Locate each line with the string "Zona" in the listing below and copy it.

▶ Data provided
++++++

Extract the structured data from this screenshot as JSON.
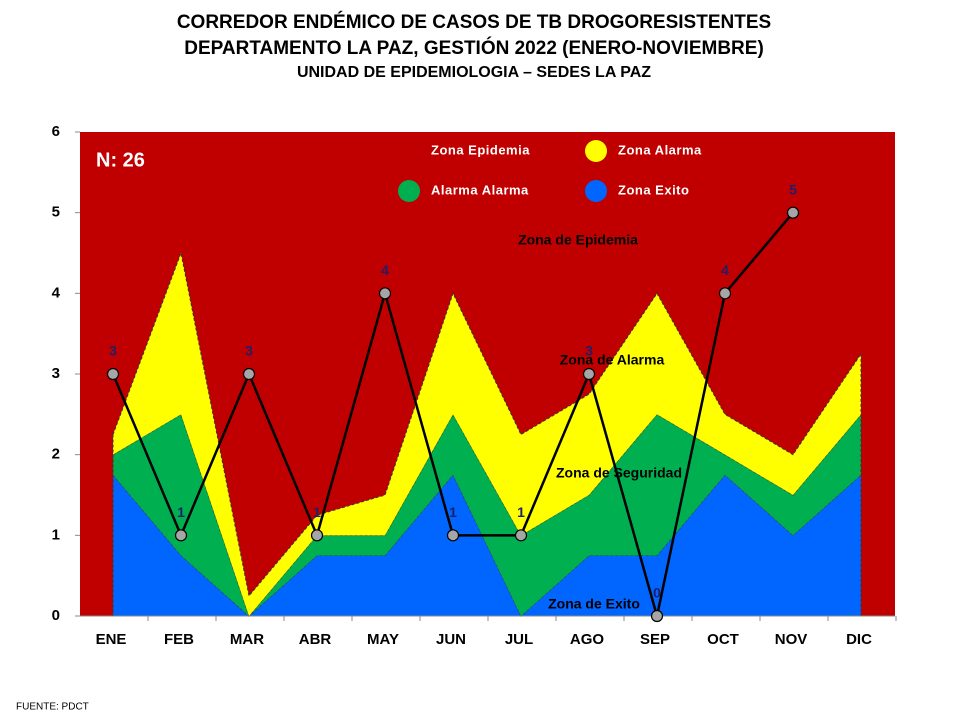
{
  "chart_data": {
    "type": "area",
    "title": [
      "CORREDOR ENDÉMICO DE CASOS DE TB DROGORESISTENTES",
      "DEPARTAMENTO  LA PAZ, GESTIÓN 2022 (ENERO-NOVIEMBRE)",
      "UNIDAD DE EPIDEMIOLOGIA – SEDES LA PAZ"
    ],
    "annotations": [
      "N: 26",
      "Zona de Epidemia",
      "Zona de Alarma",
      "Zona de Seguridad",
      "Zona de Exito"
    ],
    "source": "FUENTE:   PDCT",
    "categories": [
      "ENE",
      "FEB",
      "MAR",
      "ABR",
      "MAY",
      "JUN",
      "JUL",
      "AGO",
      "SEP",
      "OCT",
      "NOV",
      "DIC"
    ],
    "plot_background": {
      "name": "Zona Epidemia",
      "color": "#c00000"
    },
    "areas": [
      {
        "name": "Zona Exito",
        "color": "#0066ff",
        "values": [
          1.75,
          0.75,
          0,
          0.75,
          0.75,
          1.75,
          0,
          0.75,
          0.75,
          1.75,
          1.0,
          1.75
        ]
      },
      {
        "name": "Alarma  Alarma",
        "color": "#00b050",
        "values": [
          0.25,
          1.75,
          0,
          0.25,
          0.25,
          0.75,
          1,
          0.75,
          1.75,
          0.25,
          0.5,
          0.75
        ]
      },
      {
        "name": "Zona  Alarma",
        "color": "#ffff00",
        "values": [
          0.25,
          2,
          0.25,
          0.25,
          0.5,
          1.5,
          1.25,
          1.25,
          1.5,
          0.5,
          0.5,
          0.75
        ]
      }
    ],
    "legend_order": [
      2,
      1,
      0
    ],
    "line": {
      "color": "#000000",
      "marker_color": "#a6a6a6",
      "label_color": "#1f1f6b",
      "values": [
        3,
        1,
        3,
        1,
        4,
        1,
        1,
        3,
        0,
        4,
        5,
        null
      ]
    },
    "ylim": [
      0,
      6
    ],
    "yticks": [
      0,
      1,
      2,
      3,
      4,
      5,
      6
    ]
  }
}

++++++

▶ Task result
      "Zona de Epidemia",
      "Zona de Alarma",
      "Zona de Seguridad",
      "Zona de Exito"
      "name": "Zona Epidemia",
        "name": "Zona Exito",
        "name": "Zona  Alarma",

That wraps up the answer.